**Work to complete**
Below are some entries. Copy each line that holds the string "menu".

**Saved entries**
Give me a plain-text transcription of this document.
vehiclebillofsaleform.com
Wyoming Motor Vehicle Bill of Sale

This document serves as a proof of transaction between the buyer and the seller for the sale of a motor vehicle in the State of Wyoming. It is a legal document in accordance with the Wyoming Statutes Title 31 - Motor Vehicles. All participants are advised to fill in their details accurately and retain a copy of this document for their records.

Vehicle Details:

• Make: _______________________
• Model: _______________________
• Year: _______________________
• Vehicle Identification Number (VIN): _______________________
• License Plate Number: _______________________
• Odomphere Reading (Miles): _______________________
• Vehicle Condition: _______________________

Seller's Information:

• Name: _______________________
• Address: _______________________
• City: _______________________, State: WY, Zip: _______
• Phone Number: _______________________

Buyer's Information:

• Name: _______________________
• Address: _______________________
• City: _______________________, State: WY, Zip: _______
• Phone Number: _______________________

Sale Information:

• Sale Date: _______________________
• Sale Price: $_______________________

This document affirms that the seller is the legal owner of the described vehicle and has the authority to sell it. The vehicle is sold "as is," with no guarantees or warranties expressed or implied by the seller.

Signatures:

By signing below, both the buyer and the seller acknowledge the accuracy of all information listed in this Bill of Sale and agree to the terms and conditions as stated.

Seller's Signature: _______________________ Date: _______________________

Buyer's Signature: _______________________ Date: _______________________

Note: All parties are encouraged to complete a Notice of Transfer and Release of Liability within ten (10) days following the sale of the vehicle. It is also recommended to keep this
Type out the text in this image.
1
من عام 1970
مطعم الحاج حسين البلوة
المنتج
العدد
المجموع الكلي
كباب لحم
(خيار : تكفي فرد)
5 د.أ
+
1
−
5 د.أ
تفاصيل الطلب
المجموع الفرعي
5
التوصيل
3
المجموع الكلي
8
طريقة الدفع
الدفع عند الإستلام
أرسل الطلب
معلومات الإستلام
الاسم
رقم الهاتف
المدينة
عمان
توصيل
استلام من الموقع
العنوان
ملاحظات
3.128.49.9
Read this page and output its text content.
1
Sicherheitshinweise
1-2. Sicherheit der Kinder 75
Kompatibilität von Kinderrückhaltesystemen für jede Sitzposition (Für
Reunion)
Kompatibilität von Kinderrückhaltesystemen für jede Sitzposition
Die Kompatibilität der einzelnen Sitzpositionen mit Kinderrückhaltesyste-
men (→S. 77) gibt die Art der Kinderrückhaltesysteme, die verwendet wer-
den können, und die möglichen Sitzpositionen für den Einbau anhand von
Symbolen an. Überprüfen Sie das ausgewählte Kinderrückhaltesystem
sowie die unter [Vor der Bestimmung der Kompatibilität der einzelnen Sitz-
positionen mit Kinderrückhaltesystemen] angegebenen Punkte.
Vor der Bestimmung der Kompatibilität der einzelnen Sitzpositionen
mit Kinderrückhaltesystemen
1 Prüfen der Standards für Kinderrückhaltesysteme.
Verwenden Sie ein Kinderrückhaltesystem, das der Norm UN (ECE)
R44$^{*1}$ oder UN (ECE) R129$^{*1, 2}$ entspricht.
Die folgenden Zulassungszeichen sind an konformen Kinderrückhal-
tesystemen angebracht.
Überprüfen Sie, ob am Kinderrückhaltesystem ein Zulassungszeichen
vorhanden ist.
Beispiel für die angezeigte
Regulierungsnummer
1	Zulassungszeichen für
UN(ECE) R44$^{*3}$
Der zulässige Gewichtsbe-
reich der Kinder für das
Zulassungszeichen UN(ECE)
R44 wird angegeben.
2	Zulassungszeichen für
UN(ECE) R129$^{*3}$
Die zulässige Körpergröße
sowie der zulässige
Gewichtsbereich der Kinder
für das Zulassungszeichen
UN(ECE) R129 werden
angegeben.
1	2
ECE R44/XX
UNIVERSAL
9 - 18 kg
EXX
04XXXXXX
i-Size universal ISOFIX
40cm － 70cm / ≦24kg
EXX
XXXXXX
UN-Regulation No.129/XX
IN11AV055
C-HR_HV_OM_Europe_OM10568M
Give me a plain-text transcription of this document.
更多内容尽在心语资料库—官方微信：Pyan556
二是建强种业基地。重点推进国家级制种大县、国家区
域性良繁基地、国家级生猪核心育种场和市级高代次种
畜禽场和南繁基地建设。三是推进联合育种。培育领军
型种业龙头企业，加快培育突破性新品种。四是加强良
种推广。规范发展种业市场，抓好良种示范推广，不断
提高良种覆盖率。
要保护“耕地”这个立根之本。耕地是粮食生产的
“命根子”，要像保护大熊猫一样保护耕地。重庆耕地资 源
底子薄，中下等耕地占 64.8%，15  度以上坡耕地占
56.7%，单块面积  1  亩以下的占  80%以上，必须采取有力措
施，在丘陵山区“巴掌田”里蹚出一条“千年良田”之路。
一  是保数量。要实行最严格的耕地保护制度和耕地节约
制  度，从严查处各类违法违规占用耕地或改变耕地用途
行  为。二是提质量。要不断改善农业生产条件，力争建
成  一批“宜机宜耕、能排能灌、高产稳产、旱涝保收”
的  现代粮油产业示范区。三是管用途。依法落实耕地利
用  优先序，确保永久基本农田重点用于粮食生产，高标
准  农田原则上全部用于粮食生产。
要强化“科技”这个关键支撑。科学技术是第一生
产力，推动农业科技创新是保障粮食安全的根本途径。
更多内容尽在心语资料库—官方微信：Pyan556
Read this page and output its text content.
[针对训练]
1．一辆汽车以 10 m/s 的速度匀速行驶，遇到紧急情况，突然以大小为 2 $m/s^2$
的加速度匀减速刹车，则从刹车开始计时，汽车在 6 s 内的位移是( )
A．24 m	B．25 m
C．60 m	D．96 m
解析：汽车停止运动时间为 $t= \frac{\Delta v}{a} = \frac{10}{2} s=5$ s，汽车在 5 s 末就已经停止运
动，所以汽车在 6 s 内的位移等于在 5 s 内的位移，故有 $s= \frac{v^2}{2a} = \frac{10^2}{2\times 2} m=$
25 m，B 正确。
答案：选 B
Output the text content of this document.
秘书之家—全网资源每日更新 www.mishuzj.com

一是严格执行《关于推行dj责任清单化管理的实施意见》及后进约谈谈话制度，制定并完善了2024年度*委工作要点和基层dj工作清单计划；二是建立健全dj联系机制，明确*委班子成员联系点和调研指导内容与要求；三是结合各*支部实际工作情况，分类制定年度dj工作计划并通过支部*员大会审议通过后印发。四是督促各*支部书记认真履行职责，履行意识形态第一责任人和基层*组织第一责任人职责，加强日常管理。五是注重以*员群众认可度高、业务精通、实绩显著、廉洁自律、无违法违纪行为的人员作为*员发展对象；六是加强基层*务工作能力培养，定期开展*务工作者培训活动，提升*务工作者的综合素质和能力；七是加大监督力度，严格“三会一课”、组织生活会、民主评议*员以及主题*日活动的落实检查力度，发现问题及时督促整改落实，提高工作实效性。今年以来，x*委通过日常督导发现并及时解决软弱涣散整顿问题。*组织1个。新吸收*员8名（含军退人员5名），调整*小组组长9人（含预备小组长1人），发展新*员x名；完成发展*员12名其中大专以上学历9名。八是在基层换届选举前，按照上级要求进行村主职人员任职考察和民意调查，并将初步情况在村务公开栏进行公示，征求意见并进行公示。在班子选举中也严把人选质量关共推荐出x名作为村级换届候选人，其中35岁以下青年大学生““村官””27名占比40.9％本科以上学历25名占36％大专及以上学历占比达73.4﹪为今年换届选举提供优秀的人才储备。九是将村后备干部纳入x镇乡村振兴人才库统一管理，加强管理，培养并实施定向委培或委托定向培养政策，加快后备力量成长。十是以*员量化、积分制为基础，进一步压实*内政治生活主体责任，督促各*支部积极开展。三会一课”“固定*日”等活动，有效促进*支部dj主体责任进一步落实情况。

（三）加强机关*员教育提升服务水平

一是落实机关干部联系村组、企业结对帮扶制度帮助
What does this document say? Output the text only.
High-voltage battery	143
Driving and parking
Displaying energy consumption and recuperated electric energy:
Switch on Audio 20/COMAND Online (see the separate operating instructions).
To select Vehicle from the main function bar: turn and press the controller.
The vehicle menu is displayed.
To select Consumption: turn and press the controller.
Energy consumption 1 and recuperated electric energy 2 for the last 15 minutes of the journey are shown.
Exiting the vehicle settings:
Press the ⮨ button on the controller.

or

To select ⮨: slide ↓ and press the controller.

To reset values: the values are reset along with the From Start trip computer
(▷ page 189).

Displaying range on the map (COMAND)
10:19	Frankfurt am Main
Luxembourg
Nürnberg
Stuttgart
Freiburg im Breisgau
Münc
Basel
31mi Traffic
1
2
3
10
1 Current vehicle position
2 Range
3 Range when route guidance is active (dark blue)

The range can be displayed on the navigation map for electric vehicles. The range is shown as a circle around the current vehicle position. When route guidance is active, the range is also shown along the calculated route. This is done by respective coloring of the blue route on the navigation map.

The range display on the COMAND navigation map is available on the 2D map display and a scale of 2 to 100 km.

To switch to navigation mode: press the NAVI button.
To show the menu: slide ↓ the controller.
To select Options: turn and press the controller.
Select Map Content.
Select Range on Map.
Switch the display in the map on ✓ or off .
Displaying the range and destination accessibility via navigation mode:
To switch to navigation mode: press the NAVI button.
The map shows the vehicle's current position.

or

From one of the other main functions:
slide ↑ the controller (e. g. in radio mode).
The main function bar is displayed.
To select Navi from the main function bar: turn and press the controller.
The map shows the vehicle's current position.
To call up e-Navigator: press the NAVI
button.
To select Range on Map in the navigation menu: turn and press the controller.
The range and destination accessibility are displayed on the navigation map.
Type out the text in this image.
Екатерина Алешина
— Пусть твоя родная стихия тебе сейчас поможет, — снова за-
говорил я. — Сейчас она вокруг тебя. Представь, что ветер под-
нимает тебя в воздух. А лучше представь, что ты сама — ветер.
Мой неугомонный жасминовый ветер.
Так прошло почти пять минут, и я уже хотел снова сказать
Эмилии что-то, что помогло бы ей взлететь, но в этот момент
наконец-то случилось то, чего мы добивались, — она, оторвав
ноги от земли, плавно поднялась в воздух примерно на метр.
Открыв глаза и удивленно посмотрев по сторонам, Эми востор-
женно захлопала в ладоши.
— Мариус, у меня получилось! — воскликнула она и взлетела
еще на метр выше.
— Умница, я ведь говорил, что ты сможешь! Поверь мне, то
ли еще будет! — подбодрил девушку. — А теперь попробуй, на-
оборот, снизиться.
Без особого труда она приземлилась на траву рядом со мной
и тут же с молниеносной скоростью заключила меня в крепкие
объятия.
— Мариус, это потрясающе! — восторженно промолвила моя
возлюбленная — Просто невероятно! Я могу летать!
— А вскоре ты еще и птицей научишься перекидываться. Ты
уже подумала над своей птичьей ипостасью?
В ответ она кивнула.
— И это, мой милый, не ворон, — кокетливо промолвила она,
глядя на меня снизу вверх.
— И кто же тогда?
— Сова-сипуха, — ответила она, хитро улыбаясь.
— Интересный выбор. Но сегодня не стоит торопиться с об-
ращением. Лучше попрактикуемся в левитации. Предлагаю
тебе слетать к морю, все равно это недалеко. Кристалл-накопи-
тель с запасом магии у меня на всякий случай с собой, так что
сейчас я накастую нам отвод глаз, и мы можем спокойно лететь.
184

**Solution to this problem**
The vehicle menu is displayed.
To show the menu: slide ↓ the controller.
To select Range on Map in the navigation menu: turn and press the controller.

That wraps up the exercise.